◆ DO THIS: List each line of the data that holds the word "abrikozen".

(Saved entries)
┄┄┄┄┄┄┄┄┄┄┄┄┄┄┄┄┄┄┄┄

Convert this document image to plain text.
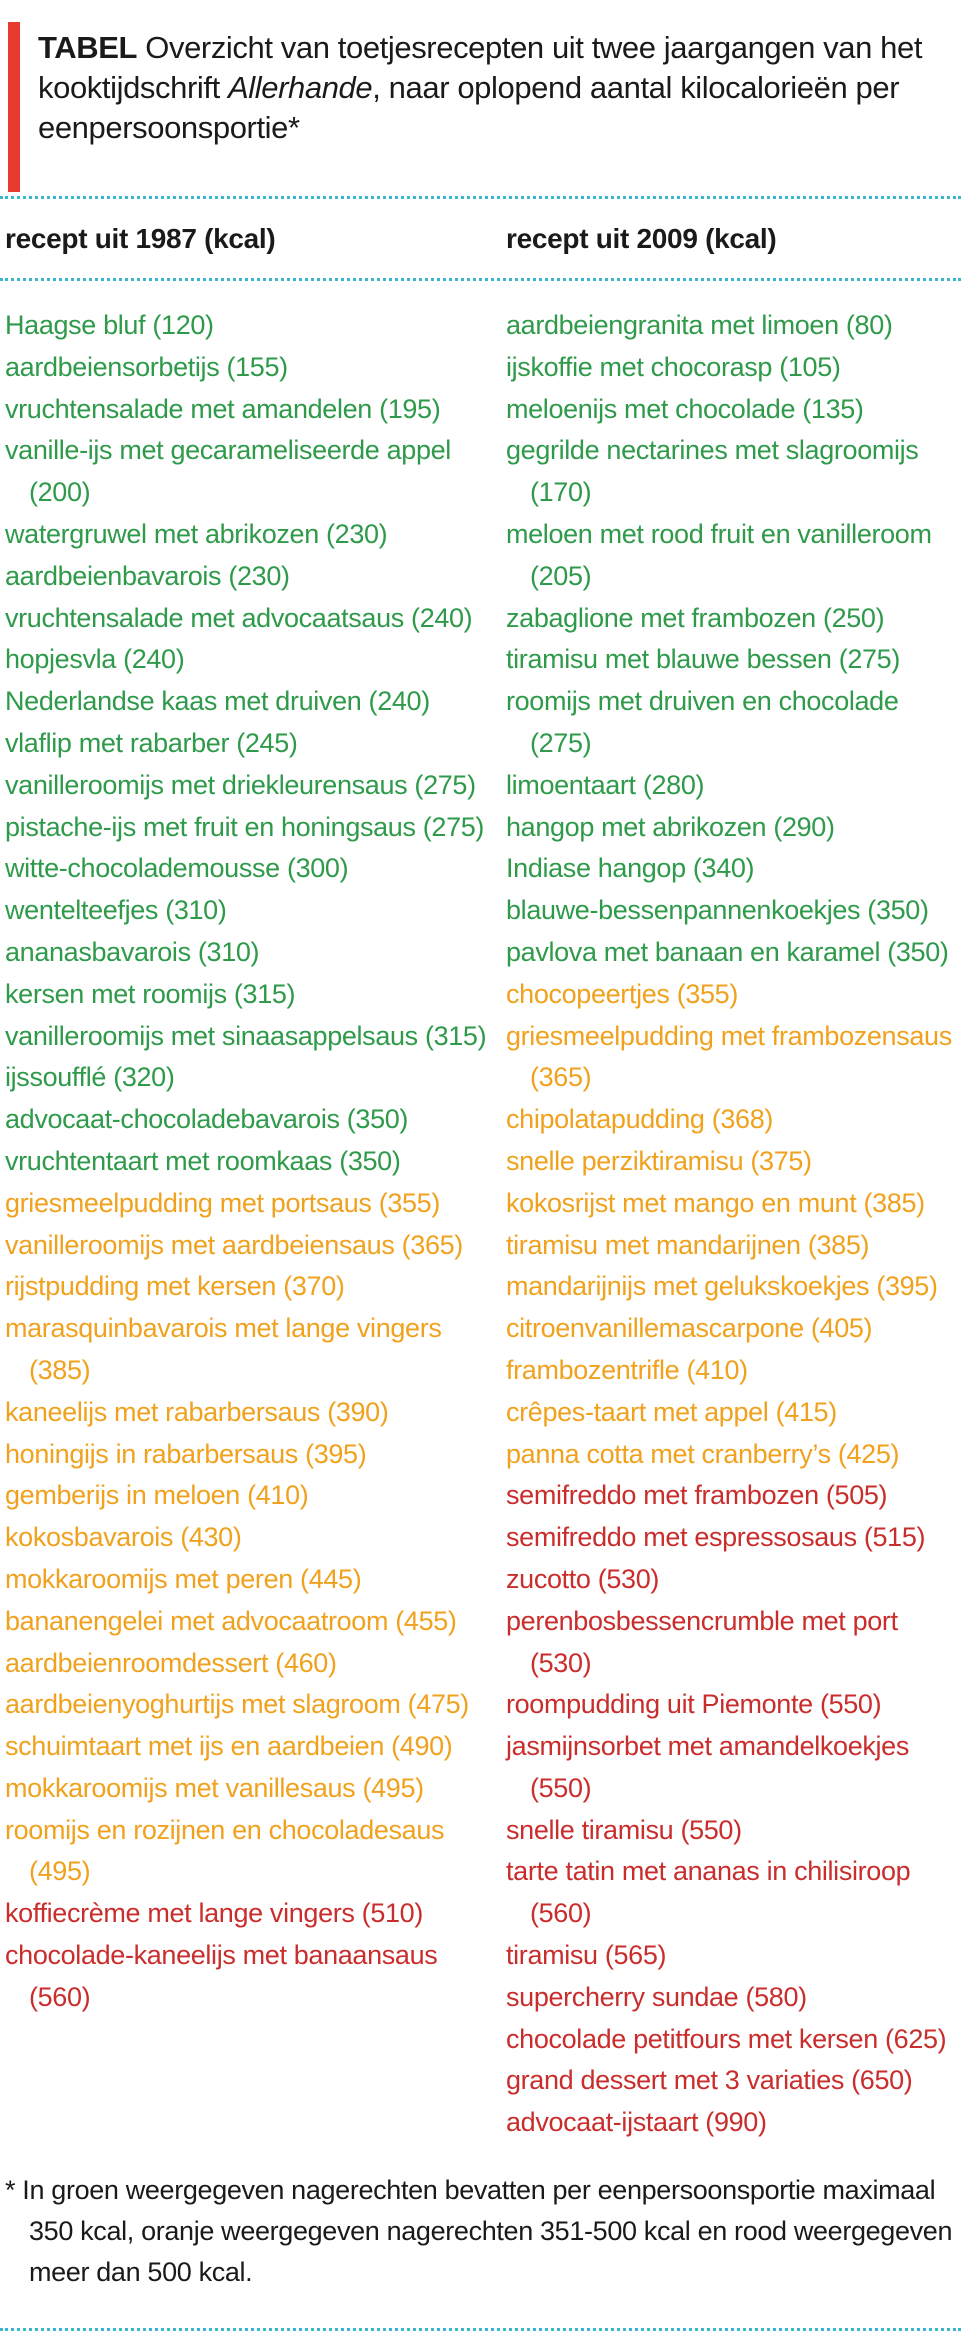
TABEL Overzicht van toetjesrecepten uit twee jaargangen van het kooktijdschrift Allerhande, naar oplopend aantal kilocalorieën per eenpersoonsportie*
recept uit 1987 (kcal)	recept uit 2009 (kcal)
Haagse bluf (120)
aardbeiensorbetijs (155)
vruchtensalade met amandelen (195)
vanille-ijs met gecarameliseerde appel (200)
watergruwel met abrikozen (230)
aardbeienbavarois (230)
vruchtensalade met advocaatsaus (240)
hopjesvla (240)
Nederlandse kaas met druiven (240)
vlaflip met rabarber (245)
vanilleroomijs met driekleurensaus (275)
pistache-ijs met fruit en honingsaus (275)
witte-chocolademousse (300)
wentelteefjes (310)
ananasbavarois (310)
kersen met roomijs (315)
vanilleroomijs met sinaasappelsaus (315)
ijssoufflé (320)
advocaat-chocoladebavarois (350)
vruchtentaart met roomkaas (350)
griesmeelpudding met portsaus (355)
vanilleroomijs met aardbeiensaus (365)
rijstpudding met kersen (370)
marasquinbavarois met lange vingers (385)
kaneelijs met rabarbersaus (390)
honingijs in rabarbersaus (395)
gemberijs in meloen (410)
kokosbavarois (430)
mokkaroomijs met peren (445)
bananengelei met advocaatroom (455)
aardbeienroomdessert (460)
aardbeienyoghurtijs met slagroom (475)
schuimtaart met ijs en aardbeien (490)
mokkaroomijs met vanillesaus (495)
roomijs en rozijnen en chocoladesaus (495)
koffiecrème met lange vingers (510)
chocolade-kaneelijs met banaansaus (560)
aardbeiengranita met limoen (80)
ijskoffie met chocorasp (105)
meloenijs met chocolade (135)
gegrilde nectarines met slagroomijs (170)
meloen met rood fruit en vanilleroom (205)
zabaglione met frambozen (250)
tiramisu met blauwe bessen (275)
roomijs met druiven en chocolade (275)
limoentaart (280)
hangop met abrikozen (290)
Indiase hangop (340)
blauwe-bessenpannenkoekjes (350)
pavlova met banaan en karamel (350)
chocopeertjes (355)
griesmeelpudding met frambozensaus (365)
chipolatapudding (368)
snelle perziktiramisu (375)
kokosrijst met mango en munt (385)
tiramisu met mandarijnen (385)
mandarijnijs met gelukskoekjes (395)
citroenvanillemascarpone (405)
frambozentrifle (410)
crêpes-taart met appel (415)
panna cotta met cranberry’s (425)
semifreddo met frambozen (505)
semifreddo met espressosaus (515)
zucotto (530)
perenbosbessencrumble met port (530)
roompudding uit Piemonte (550)
jasmijnsorbet met amandelkoekjes (550)
snelle tiramisu (550)
tarte tatin met ananas in chilisiroop (560)
tiramisu (565)
supercherry sundae (580)
chocolade petitfours met kersen (625)
grand dessert met 3 variaties (650)
advocaat-ijstaart (990)
* In groen weergegeven nagerechten bevatten per eenpersoonsportie maximaal 350 kcal, oranje weergegeven nagerechten 351-500 kcal en rood weergegeven meer dan 500 kcal.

┄┄┄┄┄┄┄┄┄┄┄┄┄┄┄┄┄┄┄┄

◆ EXERCISE ANSWER:
watergruwel met abrikozen (230)
hangop met abrikozen (290)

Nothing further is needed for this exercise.